● **To do**
Please give the records from the start through the line containing "- pages-card[interactable]: Pages: [0, 0, 151, 58]", including both ends, as a JSON list of strings with one string per line and blank lines left out.

╭─ Dataset rows

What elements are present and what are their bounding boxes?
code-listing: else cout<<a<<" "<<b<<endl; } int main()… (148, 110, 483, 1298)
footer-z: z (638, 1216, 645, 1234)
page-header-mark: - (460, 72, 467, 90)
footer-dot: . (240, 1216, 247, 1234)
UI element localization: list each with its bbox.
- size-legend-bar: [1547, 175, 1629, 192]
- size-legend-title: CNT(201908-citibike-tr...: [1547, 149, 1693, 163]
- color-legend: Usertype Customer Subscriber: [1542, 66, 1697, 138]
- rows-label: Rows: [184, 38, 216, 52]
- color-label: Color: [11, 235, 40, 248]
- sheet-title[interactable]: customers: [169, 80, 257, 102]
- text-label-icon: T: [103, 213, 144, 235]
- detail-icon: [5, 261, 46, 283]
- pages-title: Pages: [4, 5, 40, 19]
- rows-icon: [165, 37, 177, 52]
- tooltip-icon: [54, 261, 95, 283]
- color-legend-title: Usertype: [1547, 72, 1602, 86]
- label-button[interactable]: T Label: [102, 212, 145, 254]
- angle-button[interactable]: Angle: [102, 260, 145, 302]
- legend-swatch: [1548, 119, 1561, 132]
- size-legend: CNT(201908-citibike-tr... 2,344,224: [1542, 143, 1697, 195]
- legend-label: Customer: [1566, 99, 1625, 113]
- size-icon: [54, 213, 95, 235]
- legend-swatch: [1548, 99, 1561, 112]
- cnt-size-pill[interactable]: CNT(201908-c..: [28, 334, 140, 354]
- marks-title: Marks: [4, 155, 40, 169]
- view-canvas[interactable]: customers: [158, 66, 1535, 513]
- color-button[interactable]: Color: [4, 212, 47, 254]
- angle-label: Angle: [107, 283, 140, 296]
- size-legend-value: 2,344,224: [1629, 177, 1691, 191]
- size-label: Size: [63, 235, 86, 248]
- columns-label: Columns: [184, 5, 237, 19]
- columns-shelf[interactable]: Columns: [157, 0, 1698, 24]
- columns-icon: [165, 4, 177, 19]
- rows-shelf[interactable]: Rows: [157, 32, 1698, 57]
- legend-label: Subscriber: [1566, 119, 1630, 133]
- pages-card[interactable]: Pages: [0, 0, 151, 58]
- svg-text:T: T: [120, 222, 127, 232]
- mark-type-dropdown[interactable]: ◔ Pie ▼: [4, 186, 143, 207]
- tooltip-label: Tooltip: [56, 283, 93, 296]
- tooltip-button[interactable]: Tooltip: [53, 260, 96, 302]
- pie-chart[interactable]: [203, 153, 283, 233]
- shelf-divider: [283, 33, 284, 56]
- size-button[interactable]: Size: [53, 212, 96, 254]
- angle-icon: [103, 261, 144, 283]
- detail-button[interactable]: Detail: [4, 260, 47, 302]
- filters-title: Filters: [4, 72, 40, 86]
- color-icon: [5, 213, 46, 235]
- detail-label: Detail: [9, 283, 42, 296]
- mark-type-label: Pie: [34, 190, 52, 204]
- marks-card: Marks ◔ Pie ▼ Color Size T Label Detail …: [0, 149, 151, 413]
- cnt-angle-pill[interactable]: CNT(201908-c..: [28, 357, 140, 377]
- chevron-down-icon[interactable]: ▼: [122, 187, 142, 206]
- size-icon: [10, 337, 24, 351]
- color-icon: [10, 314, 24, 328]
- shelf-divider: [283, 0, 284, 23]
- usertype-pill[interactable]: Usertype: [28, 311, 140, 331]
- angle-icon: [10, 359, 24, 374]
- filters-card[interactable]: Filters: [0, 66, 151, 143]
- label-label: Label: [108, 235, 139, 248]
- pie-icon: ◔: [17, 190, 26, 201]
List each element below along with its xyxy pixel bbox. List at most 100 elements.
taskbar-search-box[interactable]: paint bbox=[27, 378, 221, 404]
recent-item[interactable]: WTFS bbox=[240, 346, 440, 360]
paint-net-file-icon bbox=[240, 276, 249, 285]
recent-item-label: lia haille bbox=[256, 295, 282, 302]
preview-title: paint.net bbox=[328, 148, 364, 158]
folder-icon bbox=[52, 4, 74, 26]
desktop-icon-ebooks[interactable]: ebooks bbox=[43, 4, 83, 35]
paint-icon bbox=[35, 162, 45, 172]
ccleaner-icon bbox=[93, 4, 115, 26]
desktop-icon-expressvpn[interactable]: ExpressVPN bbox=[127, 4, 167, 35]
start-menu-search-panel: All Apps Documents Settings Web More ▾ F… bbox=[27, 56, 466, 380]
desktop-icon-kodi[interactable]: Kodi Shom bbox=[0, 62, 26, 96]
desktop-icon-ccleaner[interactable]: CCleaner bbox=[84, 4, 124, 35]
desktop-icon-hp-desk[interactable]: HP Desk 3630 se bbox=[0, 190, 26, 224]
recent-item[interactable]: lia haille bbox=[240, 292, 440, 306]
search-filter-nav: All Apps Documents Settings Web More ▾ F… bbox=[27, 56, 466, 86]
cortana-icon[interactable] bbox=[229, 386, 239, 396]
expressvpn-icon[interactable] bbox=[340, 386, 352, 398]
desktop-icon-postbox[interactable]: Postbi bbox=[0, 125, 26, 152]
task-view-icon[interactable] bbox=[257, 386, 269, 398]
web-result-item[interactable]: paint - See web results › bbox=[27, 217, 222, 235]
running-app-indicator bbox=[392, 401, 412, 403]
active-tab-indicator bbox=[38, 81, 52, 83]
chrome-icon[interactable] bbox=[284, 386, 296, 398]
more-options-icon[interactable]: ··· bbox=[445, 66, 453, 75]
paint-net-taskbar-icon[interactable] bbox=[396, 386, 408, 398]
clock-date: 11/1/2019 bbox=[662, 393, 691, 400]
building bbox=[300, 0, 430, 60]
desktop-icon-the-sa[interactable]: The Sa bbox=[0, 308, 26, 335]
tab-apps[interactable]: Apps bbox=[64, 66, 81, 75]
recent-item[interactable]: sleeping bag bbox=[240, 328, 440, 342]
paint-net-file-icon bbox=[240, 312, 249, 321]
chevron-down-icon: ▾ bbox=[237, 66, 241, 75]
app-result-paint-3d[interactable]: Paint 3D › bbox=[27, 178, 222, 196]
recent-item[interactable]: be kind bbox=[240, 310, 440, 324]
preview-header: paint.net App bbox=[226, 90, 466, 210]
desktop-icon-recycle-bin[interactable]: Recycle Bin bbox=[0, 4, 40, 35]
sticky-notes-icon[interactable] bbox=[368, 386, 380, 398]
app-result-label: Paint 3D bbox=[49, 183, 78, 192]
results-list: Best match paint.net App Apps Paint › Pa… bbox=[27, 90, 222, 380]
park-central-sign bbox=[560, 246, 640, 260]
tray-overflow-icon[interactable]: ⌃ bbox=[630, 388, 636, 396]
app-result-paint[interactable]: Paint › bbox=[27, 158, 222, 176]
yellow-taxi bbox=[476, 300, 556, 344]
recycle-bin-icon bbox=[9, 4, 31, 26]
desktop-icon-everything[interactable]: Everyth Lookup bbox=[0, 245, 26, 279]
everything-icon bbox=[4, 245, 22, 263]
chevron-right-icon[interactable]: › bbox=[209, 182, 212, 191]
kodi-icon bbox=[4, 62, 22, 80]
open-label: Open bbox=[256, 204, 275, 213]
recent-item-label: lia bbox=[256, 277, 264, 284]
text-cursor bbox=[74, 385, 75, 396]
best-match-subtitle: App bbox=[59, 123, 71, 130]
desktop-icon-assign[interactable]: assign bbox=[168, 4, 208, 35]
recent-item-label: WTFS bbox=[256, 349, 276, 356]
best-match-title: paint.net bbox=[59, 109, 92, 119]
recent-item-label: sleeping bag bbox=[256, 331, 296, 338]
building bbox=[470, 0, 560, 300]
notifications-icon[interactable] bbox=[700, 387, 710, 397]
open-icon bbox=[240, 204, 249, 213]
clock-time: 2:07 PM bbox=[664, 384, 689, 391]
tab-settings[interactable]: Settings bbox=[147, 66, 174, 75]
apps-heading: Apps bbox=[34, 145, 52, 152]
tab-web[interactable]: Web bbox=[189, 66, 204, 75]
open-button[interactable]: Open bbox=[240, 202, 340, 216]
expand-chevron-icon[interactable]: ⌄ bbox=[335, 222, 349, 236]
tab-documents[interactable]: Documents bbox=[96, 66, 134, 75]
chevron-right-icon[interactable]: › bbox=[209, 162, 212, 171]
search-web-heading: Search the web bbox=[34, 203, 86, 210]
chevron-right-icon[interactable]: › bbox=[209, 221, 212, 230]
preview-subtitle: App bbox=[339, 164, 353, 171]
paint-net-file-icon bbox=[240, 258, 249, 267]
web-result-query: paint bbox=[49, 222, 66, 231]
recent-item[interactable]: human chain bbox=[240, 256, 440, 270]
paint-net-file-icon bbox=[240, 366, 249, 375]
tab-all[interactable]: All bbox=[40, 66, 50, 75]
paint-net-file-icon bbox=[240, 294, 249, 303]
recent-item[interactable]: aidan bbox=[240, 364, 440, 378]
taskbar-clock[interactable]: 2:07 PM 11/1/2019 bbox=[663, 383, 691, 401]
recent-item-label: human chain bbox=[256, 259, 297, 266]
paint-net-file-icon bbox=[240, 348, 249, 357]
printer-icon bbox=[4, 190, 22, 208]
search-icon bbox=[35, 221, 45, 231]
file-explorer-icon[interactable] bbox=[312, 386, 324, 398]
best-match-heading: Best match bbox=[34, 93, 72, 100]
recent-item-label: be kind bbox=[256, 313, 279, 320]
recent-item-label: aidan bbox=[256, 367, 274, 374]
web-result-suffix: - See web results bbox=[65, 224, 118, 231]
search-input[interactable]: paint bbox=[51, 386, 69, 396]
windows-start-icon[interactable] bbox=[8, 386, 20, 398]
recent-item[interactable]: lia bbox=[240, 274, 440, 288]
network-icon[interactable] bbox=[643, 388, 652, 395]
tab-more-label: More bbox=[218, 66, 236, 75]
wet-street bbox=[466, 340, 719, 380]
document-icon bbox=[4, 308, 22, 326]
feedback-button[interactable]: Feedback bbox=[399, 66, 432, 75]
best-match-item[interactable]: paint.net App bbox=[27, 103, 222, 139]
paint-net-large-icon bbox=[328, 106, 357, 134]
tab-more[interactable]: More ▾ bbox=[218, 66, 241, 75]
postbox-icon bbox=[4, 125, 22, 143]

╰─

● **Result of the task**
[
  "What elements are present and what are their bounding boxes?",
  "code-listing: else cout<<a<<\" \"<<b<<endl; } int main()… (148, 110, 483, 1298)",
  "footer-z: z (638, 1216, 645, 1234)",
  "page-header-mark: - (460, 72, 467, 90)",
  "footer-dot: . (240, 1216, 247, 1234)",
  "UI element localization: list each with its bbox.",
  "- size-legend-bar: [1547, 175, 1629, 192]",
  "- size-legend-title: CNT(201908-citibike-tr...: [1547, 149, 1693, 163]",
  "- color-legend: Usertype Customer Subscriber: [1542, 66, 1697, 138]",
  "- rows-label: Rows: [184, 38, 216, 52]",
  "- color-label: Color: [11, 235, 40, 248]",
  "- sheet-title[interactable]: customers: [169, 80, 257, 102]",
  "- text-label-icon: T: [103, 213, 144, 235]",
  "- detail-icon: [5, 261, 46, 283]",
  "- pages-title: Pages: [4, 5, 40, 19]",
  "- rows-icon: [165, 37, 177, 52]",
  "- tooltip-icon: [54, 261, 95, 283]",
  "- color-legend-title: Usertype: [1547, 72, 1602, 86]",
  "- label-button[interactable]: T Label: [102, 212, 145, 254]",
  "- angle-button[interactable]: Angle: [102, 260, 145, 302]",
  "- legend-swatch: [1548, 119, 1561, 132]",
  "- size-legend: CNT(201908-citibike-tr... 2,344,224: [1542, 143, 1697, 195]",
  "- legend-label: Customer: [1566, 99, 1625, 113]",
  "- size-icon: [54, 213, 95, 235]",
  "- legend-swatch: [1548, 99, 1561, 112]",
  "- cnt-size-pill[interactable]: CNT(201908-c..: [28, 334, 140, 354]",
  "- marks-title: Marks: [4, 155, 40, 169]",
  "- view-canvas[interactable]: customers: [158, 66, 1535, 513]",
  "- color-button[interactable]: Color: [4, 212, 47, 254]",
  "- angle-label: Angle: [107, 283, 140, 296]",
  "- size-legend-value: 2,344,224: [1629, 177, 1691, 191]",
  "- size-label: Size: [63, 235, 86, 248]",
  "- columns-label: Columns: [184, 5, 237, 19]",
  "- columns-shelf[interactable]: Columns: [157, 0, 1698, 24]",
  "- columns-icon: [165, 4, 177, 19]",
  "- rows-shelf[interactable]: Rows: [157, 32, 1698, 57]",
  "- legend-label: Subscriber: [1566, 119, 1630, 133]",
  "- pages-card[interactable]: Pages: [0, 0, 151, 58]"
]